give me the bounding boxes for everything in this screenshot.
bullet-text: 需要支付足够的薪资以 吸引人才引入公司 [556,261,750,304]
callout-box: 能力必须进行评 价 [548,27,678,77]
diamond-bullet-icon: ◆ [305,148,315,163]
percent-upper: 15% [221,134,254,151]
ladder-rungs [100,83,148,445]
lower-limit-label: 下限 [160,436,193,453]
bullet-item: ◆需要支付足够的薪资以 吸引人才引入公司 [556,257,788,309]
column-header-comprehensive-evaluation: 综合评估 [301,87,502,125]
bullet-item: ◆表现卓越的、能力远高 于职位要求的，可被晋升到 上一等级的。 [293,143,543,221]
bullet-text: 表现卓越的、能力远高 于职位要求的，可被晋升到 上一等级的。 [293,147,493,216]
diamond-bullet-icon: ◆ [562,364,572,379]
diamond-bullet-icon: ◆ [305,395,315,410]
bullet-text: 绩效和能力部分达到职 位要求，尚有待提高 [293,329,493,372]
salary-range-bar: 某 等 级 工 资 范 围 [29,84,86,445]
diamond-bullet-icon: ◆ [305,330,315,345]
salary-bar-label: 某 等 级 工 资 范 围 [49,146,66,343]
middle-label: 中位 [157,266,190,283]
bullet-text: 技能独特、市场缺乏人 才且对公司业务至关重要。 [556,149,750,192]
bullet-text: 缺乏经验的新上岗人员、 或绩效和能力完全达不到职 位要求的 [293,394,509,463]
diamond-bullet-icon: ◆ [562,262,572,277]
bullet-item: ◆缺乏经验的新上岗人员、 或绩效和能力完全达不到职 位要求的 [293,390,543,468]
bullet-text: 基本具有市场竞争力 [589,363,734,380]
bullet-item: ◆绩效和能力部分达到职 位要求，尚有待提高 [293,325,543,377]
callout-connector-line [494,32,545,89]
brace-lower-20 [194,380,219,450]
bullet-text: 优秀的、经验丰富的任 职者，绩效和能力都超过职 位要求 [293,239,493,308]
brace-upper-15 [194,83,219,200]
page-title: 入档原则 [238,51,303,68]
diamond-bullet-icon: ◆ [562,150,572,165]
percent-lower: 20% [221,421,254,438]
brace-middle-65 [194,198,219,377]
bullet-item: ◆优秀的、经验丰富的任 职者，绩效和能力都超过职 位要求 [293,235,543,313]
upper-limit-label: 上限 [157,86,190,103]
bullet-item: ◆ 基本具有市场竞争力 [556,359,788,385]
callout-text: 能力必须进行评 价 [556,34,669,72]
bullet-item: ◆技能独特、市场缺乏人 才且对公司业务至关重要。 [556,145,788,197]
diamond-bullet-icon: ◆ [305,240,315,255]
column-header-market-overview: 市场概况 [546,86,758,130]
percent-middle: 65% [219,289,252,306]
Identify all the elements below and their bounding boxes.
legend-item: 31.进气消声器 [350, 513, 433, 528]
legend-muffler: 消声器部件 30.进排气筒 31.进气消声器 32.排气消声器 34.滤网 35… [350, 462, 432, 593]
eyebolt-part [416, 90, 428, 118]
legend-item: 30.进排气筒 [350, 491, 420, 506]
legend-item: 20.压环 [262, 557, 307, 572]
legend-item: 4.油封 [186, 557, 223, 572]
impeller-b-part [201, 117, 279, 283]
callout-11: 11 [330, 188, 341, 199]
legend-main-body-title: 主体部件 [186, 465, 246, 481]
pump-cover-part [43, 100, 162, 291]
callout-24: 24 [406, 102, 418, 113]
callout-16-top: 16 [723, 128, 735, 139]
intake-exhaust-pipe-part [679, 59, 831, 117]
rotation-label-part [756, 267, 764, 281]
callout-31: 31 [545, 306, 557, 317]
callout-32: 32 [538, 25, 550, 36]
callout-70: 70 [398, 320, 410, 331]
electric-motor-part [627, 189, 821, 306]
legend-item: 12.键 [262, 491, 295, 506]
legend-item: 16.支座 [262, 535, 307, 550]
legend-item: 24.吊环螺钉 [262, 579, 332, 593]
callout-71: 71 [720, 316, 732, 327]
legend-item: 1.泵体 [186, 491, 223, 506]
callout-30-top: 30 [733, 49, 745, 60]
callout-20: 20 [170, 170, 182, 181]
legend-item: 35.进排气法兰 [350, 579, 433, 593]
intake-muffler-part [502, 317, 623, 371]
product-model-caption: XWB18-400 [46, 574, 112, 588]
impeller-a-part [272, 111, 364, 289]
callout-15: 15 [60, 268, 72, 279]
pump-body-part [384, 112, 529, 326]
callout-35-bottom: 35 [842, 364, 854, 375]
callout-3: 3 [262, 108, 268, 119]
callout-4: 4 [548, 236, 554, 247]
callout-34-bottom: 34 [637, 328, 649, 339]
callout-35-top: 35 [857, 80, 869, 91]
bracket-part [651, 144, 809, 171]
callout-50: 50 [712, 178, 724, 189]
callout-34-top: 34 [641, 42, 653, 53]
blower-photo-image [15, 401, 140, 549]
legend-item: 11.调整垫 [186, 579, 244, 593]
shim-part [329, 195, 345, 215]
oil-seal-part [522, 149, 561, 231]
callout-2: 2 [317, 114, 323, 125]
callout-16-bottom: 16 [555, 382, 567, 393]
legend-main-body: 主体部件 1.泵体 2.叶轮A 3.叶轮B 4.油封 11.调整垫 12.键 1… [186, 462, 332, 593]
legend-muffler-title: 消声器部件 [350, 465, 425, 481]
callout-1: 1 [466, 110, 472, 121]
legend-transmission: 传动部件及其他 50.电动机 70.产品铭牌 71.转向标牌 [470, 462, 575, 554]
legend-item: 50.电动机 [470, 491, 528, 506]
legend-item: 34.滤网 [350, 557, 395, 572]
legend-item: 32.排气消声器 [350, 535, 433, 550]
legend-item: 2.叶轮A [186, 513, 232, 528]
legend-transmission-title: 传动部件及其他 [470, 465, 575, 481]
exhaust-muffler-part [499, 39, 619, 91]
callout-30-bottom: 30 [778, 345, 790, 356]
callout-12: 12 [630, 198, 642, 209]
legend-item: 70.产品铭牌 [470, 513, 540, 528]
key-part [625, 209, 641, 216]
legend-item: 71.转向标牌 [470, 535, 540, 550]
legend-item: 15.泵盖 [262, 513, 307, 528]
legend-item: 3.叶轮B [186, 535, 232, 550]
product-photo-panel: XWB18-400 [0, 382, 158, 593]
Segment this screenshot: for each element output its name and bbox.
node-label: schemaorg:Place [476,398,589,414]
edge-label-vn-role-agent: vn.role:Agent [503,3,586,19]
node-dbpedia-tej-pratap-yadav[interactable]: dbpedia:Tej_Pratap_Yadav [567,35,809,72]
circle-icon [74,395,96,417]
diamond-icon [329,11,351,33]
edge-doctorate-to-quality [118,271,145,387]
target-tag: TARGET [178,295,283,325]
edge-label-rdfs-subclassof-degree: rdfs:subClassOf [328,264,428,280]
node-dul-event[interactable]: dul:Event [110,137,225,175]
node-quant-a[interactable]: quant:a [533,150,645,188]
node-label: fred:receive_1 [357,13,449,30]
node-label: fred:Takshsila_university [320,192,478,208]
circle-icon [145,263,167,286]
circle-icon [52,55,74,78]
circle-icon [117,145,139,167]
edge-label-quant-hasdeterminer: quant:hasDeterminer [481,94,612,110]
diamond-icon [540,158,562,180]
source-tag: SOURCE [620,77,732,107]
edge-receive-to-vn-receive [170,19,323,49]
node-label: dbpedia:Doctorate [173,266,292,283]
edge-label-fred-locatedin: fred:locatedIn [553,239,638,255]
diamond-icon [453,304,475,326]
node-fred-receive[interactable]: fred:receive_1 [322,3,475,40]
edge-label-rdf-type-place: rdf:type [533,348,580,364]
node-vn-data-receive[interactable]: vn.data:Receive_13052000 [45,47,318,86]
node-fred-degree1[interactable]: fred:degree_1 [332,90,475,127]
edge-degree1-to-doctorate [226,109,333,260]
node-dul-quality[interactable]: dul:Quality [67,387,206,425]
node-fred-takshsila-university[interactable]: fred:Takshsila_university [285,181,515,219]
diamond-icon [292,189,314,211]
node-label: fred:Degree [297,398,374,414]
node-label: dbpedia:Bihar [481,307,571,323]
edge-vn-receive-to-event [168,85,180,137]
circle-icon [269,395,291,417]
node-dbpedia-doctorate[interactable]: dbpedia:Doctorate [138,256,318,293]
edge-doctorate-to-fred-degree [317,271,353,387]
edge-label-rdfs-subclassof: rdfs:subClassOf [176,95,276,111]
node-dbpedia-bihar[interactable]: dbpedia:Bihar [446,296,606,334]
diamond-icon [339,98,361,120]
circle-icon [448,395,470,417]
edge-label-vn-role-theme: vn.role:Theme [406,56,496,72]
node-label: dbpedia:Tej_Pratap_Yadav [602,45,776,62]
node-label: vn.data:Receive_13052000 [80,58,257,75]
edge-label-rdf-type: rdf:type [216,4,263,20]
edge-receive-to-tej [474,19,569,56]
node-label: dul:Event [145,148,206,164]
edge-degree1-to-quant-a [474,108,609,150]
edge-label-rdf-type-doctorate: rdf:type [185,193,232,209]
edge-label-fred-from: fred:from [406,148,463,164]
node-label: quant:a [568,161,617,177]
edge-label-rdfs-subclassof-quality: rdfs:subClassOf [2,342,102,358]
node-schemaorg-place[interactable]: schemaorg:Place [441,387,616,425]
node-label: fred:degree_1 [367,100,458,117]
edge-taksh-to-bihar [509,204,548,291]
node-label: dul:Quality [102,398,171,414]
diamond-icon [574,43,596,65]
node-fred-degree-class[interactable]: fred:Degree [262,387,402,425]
*-*-*
Task description => Rewrite the items from the first line through the line containing "bullet-text: 缺乏经验的新上岗人员、 或绩效和能力完全达不到职", inclusive, putting "bullet-diamond" wherever "diamond-bullet-icon" appears and leaving everything else unchanged.

Response =>
give me the bounding boxes for everything in this screenshot.
bullet-text: 需要支付足够的薪资以 吸引人才引入公司 [556,261,750,304]
callout-box: 能力必须进行评 价 [548,27,678,77]
bullet-diamond: ◆ [305,148,315,163]
percent-upper: 15% [221,134,254,151]
ladder-rungs [100,83,148,445]
lower-limit-label: 下限 [160,436,193,453]
bullet-item: ◆需要支付足够的薪资以 吸引人才引入公司 [556,257,788,309]
column-header-comprehensive-evaluation: 综合评估 [301,87,502,125]
bullet-item: ◆表现卓越的、能力远高 于职位要求的，可被晋升到 上一等级的。 [293,143,543,221]
bullet-text: 表现卓越的、能力远高 于职位要求的，可被晋升到 上一等级的。 [293,147,493,216]
bullet-diamond: ◆ [562,364,572,379]
bullet-diamond: ◆ [305,395,315,410]
bullet-text: 绩效和能力部分达到职 位要求，尚有待提高 [293,329,493,372]
salary-range-bar: 某 等 级 工 资 范 围 [29,84,86,445]
bullet-diamond: ◆ [305,330,315,345]
salary-bar-label: 某 等 级 工 资 范 围 [49,146,66,343]
middle-label: 中位 [157,266,190,283]
bullet-text: 技能独特、市场缺乏人 才且对公司业务至关重要。 [556,149,750,192]
bullet-text: 缺乏经验的新上岗人员、 或绩效和能力完全达不到职 位要求的 [293,394,509,463]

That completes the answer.